-- START --

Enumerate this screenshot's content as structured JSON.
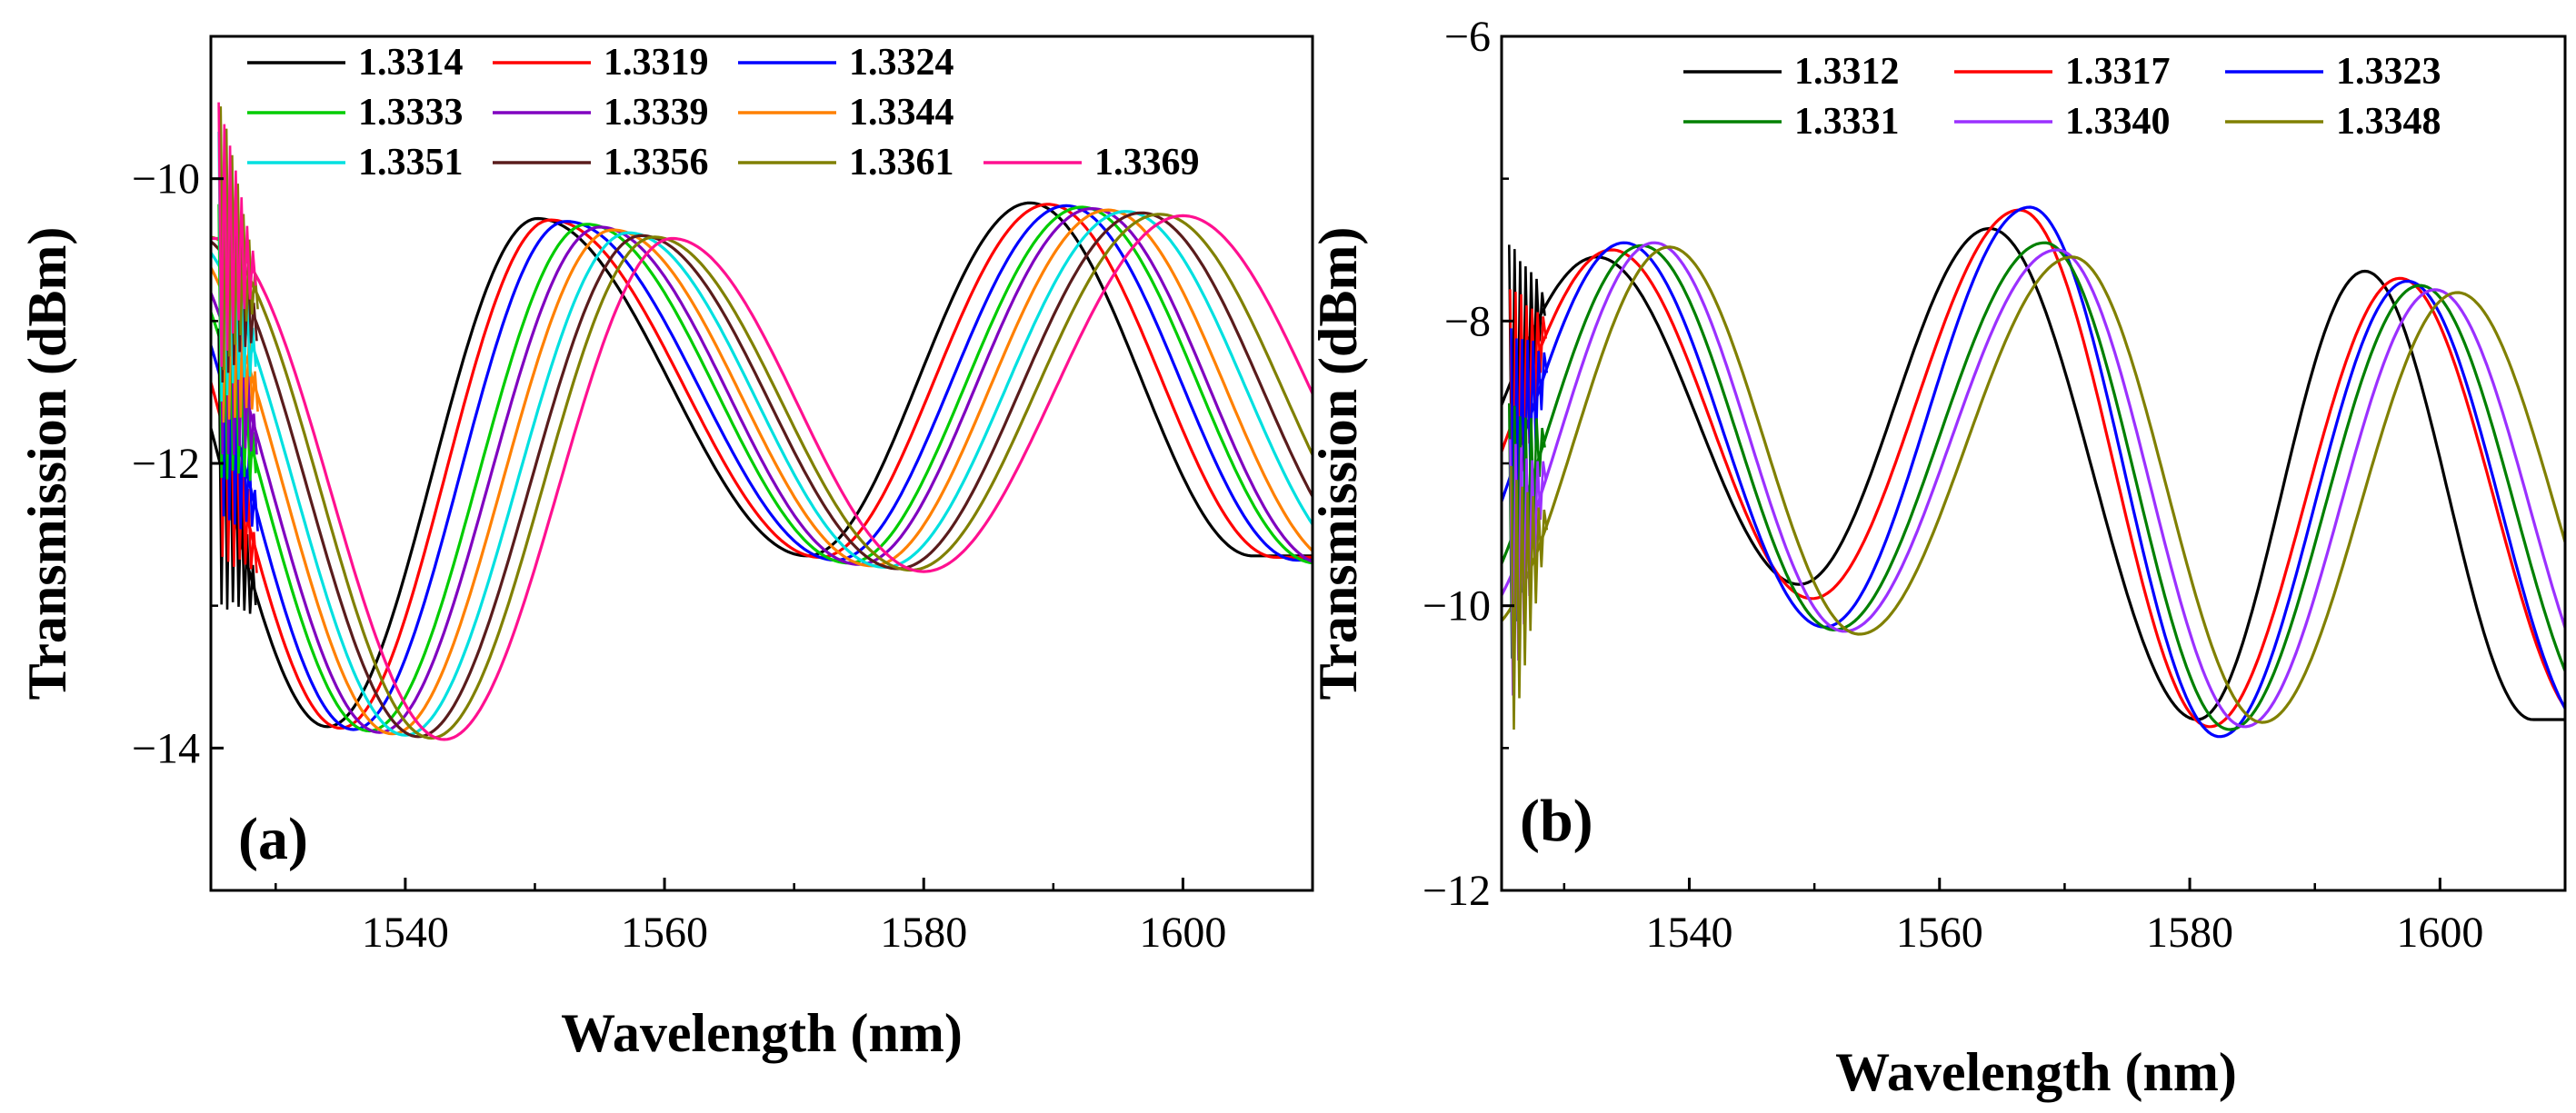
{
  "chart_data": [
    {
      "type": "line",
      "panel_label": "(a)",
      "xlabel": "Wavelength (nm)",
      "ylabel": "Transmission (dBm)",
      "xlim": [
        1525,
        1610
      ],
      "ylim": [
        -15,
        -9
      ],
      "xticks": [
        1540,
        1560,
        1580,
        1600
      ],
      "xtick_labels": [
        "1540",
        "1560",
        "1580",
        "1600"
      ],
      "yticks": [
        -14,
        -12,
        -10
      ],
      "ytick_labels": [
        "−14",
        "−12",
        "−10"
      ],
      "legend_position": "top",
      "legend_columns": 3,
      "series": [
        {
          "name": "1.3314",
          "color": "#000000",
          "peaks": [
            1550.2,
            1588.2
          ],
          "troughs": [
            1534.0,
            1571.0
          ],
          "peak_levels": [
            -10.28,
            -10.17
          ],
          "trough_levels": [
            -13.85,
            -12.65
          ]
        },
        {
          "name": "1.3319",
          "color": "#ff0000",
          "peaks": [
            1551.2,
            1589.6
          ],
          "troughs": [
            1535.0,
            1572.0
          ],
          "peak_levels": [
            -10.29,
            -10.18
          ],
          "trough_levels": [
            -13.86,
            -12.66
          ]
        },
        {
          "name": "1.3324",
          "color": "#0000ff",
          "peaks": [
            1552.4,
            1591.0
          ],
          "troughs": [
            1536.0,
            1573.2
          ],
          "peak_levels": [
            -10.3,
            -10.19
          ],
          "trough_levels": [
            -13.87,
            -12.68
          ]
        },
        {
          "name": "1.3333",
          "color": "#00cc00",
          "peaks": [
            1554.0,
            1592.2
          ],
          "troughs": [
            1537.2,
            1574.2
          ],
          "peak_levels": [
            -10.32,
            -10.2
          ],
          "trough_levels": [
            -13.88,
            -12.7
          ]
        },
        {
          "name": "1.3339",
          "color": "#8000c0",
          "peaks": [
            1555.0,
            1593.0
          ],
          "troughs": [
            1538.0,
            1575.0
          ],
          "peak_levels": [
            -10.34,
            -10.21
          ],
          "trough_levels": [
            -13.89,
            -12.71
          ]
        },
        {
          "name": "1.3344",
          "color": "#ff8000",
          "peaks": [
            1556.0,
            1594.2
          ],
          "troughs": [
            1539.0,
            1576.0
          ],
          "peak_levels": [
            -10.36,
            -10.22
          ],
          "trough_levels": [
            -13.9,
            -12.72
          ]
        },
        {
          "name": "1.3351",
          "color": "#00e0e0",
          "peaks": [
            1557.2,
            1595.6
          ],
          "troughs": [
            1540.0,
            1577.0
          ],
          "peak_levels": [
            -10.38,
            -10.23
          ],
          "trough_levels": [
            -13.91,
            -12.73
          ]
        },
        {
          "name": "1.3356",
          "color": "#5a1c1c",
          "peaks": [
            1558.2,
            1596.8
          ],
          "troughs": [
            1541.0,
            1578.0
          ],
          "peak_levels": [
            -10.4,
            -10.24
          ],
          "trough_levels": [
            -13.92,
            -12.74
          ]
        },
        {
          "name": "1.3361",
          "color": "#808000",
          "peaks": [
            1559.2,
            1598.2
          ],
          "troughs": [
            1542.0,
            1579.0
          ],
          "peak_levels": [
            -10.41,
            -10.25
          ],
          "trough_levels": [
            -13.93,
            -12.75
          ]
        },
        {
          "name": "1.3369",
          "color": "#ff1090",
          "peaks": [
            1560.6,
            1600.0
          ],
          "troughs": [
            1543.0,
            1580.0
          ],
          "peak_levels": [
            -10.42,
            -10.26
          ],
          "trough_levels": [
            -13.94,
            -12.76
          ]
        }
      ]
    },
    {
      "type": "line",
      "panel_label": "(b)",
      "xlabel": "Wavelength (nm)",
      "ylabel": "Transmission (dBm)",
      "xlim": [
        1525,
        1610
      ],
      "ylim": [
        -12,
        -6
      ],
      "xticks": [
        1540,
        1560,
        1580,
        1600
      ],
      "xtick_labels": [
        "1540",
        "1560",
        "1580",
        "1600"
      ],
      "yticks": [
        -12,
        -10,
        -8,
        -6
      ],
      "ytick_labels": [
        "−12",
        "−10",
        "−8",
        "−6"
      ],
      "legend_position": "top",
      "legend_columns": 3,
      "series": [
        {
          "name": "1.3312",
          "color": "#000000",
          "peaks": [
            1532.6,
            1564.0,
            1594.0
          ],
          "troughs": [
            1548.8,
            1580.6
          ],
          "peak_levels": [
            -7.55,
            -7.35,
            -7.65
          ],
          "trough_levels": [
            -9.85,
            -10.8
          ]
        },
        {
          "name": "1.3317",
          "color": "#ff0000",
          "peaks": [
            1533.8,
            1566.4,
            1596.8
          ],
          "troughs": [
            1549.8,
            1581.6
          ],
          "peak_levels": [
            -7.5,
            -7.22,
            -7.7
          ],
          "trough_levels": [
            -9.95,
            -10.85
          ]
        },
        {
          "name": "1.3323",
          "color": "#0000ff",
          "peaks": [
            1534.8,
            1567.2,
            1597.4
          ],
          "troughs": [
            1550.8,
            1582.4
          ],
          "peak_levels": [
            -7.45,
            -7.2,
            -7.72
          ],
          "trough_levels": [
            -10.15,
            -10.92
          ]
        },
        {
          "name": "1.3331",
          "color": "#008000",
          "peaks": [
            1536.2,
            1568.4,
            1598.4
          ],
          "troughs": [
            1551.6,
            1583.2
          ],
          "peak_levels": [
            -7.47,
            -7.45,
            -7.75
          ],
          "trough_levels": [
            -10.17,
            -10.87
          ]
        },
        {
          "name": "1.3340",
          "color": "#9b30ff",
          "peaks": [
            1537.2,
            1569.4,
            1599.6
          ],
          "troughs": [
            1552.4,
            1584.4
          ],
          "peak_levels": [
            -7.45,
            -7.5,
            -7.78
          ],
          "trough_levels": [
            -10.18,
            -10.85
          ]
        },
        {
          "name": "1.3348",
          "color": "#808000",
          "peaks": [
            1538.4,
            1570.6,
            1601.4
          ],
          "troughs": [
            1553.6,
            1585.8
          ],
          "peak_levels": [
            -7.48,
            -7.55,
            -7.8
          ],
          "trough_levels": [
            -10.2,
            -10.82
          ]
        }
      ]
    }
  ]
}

-- END --

▸ What is asked
Reproduce all entries without any change, and omit the pictures.

▸ Task output
Enumerate this screenshot's content as structured JSON.
{
  "chart_data": [
    {
      "type": "line",
      "panel_label": "(a)",
      "xlabel": "Wavelength (nm)",
      "ylabel": "Transmission (dBm)",
      "xlim": [
        1525,
        1610
      ],
      "ylim": [
        -15,
        -9
      ],
      "xticks": [
        1540,
        1560,
        1580,
        1600
      ],
      "xtick_labels": [
        "1540",
        "1560",
        "1580",
        "1600"
      ],
      "yticks": [
        -14,
        -12,
        -10
      ],
      "ytick_labels": [
        "−14",
        "−12",
        "−10"
      ],
      "legend_position": "top",
      "legend_columns": 3,
      "series": [
        {
          "name": "1.3314",
          "color": "#000000",
          "peaks": [
            1550.2,
            1588.2
          ],
          "troughs": [
            1534.0,
            1571.0
          ],
          "peak_levels": [
            -10.28,
            -10.17
          ],
          "trough_levels": [
            -13.85,
            -12.65
          ]
        },
        {
          "name": "1.3319",
          "color": "#ff0000",
          "peaks": [
            1551.2,
            1589.6
          ],
          "troughs": [
            1535.0,
            1572.0
          ],
          "peak_levels": [
            -10.29,
            -10.18
          ],
          "trough_levels": [
            -13.86,
            -12.66
          ]
        },
        {
          "name": "1.3324",
          "color": "#0000ff",
          "peaks": [
            1552.4,
            1591.0
          ],
          "troughs": [
            1536.0,
            1573.2
          ],
          "peak_levels": [
            -10.3,
            -10.19
          ],
          "trough_levels": [
            -13.87,
            -12.68
          ]
        },
        {
          "name": "1.3333",
          "color": "#00cc00",
          "peaks": [
            1554.0,
            1592.2
          ],
          "troughs": [
            1537.2,
            1574.2
          ],
          "peak_levels": [
            -10.32,
            -10.2
          ],
          "trough_levels": [
            -13.88,
            -12.7
          ]
        },
        {
          "name": "1.3339",
          "color": "#8000c0",
          "peaks": [
            1555.0,
            1593.0
          ],
          "troughs": [
            1538.0,
            1575.0
          ],
          "peak_levels": [
            -10.34,
            -10.21
          ],
          "trough_levels": [
            -13.89,
            -12.71
          ]
        },
        {
          "name": "1.3344",
          "color": "#ff8000",
          "peaks": [
            1556.0,
            1594.2
          ],
          "troughs": [
            1539.0,
            1576.0
          ],
          "peak_levels": [
            -10.36,
            -10.22
          ],
          "trough_levels": [
            -13.9,
            -12.72
          ]
        },
        {
          "name": "1.3351",
          "color": "#00e0e0",
          "peaks": [
            1557.2,
            1595.6
          ],
          "troughs": [
            1540.0,
            1577.0
          ],
          "peak_levels": [
            -10.38,
            -10.23
          ],
          "trough_levels": [
            -13.91,
            -12.73
          ]
        },
        {
          "name": "1.3356",
          "color": "#5a1c1c",
          "peaks": [
            1558.2,
            1596.8
          ],
          "troughs": [
            1541.0,
            1578.0
          ],
          "peak_levels": [
            -10.4,
            -10.24
          ],
          "trough_levels": [
            -13.92,
            -12.74
          ]
        },
        {
          "name": "1.3361",
          "color": "#808000",
          "peaks": [
            1559.2,
            1598.2
          ],
          "troughs": [
            1542.0,
            1579.0
          ],
          "peak_levels": [
            -10.41,
            -10.25
          ],
          "trough_levels": [
            -13.93,
            -12.75
          ]
        },
        {
          "name": "1.3369",
          "color": "#ff1090",
          "peaks": [
            1560.6,
            1600.0
          ],
          "troughs": [
            1543.0,
            1580.0
          ],
          "peak_levels": [
            -10.42,
            -10.26
          ],
          "trough_levels": [
            -13.94,
            -12.76
          ]
        }
      ]
    },
    {
      "type": "line",
      "panel_label": "(b)",
      "xlabel": "Wavelength (nm)",
      "ylabel": "Transmission (dBm)",
      "xlim": [
        1525,
        1610
      ],
      "ylim": [
        -12,
        -6
      ],
      "xticks": [
        1540,
        1560,
        1580,
        1600
      ],
      "xtick_labels": [
        "1540",
        "1560",
        "1580",
        "1600"
      ],
      "yticks": [
        -12,
        -10,
        -8,
        -6
      ],
      "ytick_labels": [
        "−12",
        "−10",
        "−8",
        "−6"
      ],
      "legend_position": "top",
      "legend_columns": 3,
      "series": [
        {
          "name": "1.3312",
          "color": "#000000",
          "peaks": [
            1532.6,
            1564.0,
            1594.0
          ],
          "troughs": [
            1548.8,
            1580.6
          ],
          "peak_levels": [
            -7.55,
            -7.35,
            -7.65
          ],
          "trough_levels": [
            -9.85,
            -10.8
          ]
        },
        {
          "name": "1.3317",
          "color": "#ff0000",
          "peaks": [
            1533.8,
            1566.4,
            1596.8
          ],
          "troughs": [
            1549.8,
            1581.6
          ],
          "peak_levels": [
            -7.5,
            -7.22,
            -7.7
          ],
          "trough_levels": [
            -9.95,
            -10.85
          ]
        },
        {
          "name": "1.3323",
          "color": "#0000ff",
          "peaks": [
            1534.8,
            1567.2,
            1597.4
          ],
          "troughs": [
            1550.8,
            1582.4
          ],
          "peak_levels": [
            -7.45,
            -7.2,
            -7.72
          ],
          "trough_levels": [
            -10.15,
            -10.92
          ]
        },
        {
          "name": "1.3331",
          "color": "#008000",
          "peaks": [
            1536.2,
            1568.4,
            1598.4
          ],
          "troughs": [
            1551.6,
            1583.2
          ],
          "peak_levels": [
            -7.47,
            -7.45,
            -7.75
          ],
          "trough_levels": [
            -10.17,
            -10.87
          ]
        },
        {
          "name": "1.3340",
          "color": "#9b30ff",
          "peaks": [
            1537.2,
            1569.4,
            1599.6
          ],
          "troughs": [
            1552.4,
            1584.4
          ],
          "peak_levels": [
            -7.45,
            -7.5,
            -7.78
          ],
          "trough_levels": [
            -10.18,
            -10.85
          ]
        },
        {
          "name": "1.3348",
          "color": "#808000",
          "peaks": [
            1538.4,
            1570.6,
            1601.4
          ],
          "troughs": [
            1553.6,
            1585.8
          ],
          "peak_levels": [
            -7.48,
            -7.55,
            -7.8
          ],
          "trough_levels": [
            -10.2,
            -10.82
          ]
        }
      ]
    }
  ]
}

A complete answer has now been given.